--- Collected data ---
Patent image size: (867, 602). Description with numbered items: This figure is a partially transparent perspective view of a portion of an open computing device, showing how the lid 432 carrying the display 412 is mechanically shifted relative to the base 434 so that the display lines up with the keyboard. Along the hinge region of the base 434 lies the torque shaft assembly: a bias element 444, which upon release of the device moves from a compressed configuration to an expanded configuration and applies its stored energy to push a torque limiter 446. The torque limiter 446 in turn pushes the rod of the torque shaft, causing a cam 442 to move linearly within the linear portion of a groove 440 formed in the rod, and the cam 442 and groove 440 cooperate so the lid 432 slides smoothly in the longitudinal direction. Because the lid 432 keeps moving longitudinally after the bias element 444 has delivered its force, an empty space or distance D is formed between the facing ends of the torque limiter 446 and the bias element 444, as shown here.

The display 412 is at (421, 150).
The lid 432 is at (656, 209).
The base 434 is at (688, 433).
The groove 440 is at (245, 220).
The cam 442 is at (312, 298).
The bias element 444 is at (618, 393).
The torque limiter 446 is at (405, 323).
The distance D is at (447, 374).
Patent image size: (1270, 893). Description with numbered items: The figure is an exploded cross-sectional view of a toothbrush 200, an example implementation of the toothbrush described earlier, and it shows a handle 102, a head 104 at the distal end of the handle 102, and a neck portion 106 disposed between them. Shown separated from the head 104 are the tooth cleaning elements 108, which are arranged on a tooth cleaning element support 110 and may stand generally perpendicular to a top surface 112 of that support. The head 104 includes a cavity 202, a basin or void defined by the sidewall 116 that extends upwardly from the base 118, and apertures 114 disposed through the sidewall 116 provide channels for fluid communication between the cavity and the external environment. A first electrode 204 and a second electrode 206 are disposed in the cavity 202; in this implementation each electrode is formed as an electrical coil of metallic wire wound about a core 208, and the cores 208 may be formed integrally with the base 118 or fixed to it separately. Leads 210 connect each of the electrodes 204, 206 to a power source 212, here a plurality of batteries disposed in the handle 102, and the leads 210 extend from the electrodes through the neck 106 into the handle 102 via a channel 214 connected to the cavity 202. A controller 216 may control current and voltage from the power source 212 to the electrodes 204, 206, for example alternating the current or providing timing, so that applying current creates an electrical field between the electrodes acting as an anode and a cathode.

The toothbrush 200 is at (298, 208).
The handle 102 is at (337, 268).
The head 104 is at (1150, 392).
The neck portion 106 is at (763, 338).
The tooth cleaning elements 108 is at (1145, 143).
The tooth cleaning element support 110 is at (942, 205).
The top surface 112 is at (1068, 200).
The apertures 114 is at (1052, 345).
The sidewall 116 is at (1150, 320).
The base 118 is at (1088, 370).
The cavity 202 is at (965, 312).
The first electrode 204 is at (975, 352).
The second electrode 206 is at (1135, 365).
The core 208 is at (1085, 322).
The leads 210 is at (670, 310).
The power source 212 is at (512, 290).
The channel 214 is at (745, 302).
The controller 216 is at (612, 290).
* * *
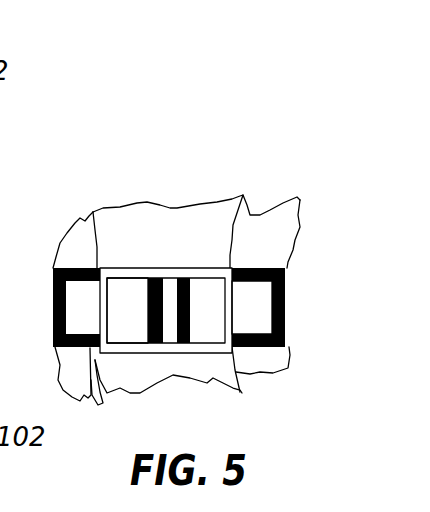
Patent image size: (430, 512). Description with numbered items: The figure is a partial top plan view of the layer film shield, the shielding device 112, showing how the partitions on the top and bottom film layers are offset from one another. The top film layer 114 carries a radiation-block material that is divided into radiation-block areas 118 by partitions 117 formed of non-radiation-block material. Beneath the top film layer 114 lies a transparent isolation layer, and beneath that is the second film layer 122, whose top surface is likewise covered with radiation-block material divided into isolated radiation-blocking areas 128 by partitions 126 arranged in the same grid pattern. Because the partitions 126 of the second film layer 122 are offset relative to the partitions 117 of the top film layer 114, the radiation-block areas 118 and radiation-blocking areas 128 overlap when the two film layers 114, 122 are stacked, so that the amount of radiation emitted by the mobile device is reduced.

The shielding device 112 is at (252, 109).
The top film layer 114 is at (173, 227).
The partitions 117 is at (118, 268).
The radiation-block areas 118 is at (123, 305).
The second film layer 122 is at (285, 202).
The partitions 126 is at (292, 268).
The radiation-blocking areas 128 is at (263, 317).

--- What the task requires ---
Copy out verbatim the lines from the one containing "Patent image size: (430, 512)." through the one containing "The radiation-blocking areas", including both of those lines.

--- Right answer ---
Patent image size: (430, 512). Description with numbered items: The figure is a partial top plan view of the layer film shield, the shielding device 112, showing how the partitions on the top and bottom film layers are offset from one another. The top film layer 114 carries a radiation-block material that is divided into radiation-block areas 118 by partitions 117 formed of non-radiation-block material. Beneath the top film layer 114 lies a transparent isolation layer, and beneath that is the second film layer 122, whose top surface is likewise covered with radiation-block material divided into isolated radiation-blocking areas 128 by partitions 126 arranged in the same grid pattern. Because the partitions 126 of the second film layer 122 are offset relative to the partitions 117 of the top film layer 114, the radiation-block areas 118 and radiation-blocking areas 128 overlap when the two film layers 114, 122 are stacked, so that the amount of radiation emitted by the mobile device is reduced.

The shielding device 112 is at (252, 109).
The top film layer 114 is at (173, 227).
The partitions 117 is at (118, 268).
The radiation-block areas 118 is at (123, 305).
The second film layer 122 is at (285, 202).
The partitions 126 is at (292, 268).
The radiation-blocking areas 128 is at (263, 317).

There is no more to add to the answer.